↓↓↓

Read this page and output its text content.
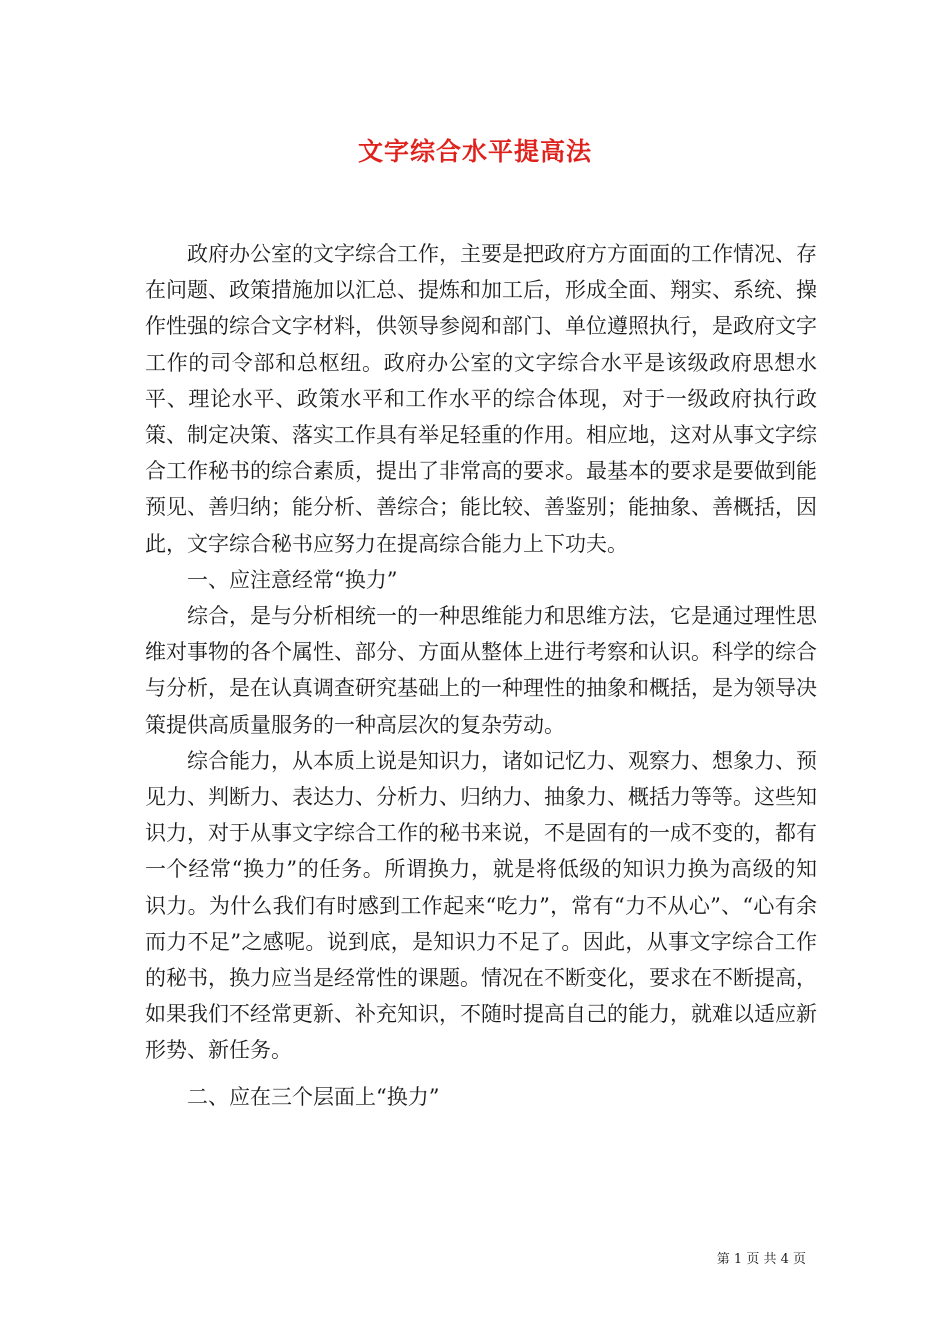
文字综合水平提高法

政府办公室的文字综合工作，主要是把政府方方面面的工作情况、存在问题、政策措施加以汇总、提炼和加工后，形成全面、翔实、系统、操作性强的综合文字材料，供领导参阅和部门、单位遵照执行，是政府文字工作的司令部和总枢纽。政府办公室的文字综合水平是该级政府思想水平、理论水平、政策水平和工作水平的综合体现，对于一级政府执行政策、制定决策、落实工作具有举足轻重的作用。相应地，这对从事文字综合工作秘书的综合素质，提出了非常高的要求。最基本的要求是要做到能预见、善归纳；能分析、善综合；能比较、善鉴别；能抽象、善概括，因此，文字综合秘书应努力在提高综合能力上下功夫。

一、应注意经常“换力”

综合，是与分析相统一的一种思维能力和思维方法，它是通过理性思维对事物的各个属性、部分、方面从整体上进行考察和认识。科学的综合与分析，是在认真调查研究基础上的一种理性的抽象和概括，是为领导决策提供高质量服务的一种高层次的复杂劳动。

综合能力，从本质上说是知识力，诸如记忆力、观察力、想象力、预见力、判断力、表达力、分析力、归纳力、抽象力、概括力等等。这些知识力，对于从事文字综合工作的秘书来说，不是固有的一成不变的，都有一个经常“换力”的任务。所谓换力，就是将低级的知识力换为高级的知识力。为什么我们有时感到工作起来“吃力”，常有“力不从心”、“心有余而力不足”之感呢。说到底，是知识力不足了。因此，从事文字综合工作的秘书，换力应当是经常性的课题。情况在不断变化，要求在不断提高，如果我们不经常更新、补充知识，不随时提高自己的能力，就难以适应新形势、新任务。

二、应在三个层面上“换力”

第 1 页 共 4 页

↑↑↑

> The exercise: Reproduce every record above exactly, but leave out the pictures.

> Reply:
Read this page and output its text content.
文字综合水平提高法

政府办公室的文字综合工作，主要是把政府方方面面的工作情况、存在问题、政策措施加以汇总、提炼和加工后，形成全面、翔实、系统、操作性强的综合文字材料，供领导参阅和部门、单位遵照执行，是政府文字工作的司令部和总枢纽。政府办公室的文字综合水平是该级政府思想水平、理论水平、政策水平和工作水平的综合体现，对于一级政府执行政策、制定决策、落实工作具有举足轻重的作用。相应地，这对从事文字综合工作秘书的综合素质，提出了非常高的要求。最基本的要求是要做到能预见、善归纳；能分析、善综合；能比较、善鉴别；能抽象、善概括，因此，文字综合秘书应努力在提高综合能力上下功夫。

一、应注意经常“换力”

综合，是与分析相统一的一种思维能力和思维方法，它是通过理性思维对事物的各个属性、部分、方面从整体上进行考察和认识。科学的综合与分析，是在认真调查研究基础上的一种理性的抽象和概括，是为领导决策提供高质量服务的一种高层次的复杂劳动。

综合能力，从本质上说是知识力，诸如记忆力、观察力、想象力、预见力、判断力、表达力、分析力、归纳力、抽象力、概括力等等。这些知识力，对于从事文字综合工作的秘书来说，不是固有的一成不变的，都有一个经常“换力”的任务。所谓换力，就是将低级的知识力换为高级的知识力。为什么我们有时感到工作起来“吃力”，常有“力不从心”、“心有余而力不足”之感呢。说到底，是知识力不足了。因此，从事文字综合工作的秘书，换力应当是经常性的课题。情况在不断变化，要求在不断提高，如果我们不经常更新、补充知识，不随时提高自己的能力，就难以适应新形势、新任务。

二、应在三个层面上“换力”

第 1 页 共 4 页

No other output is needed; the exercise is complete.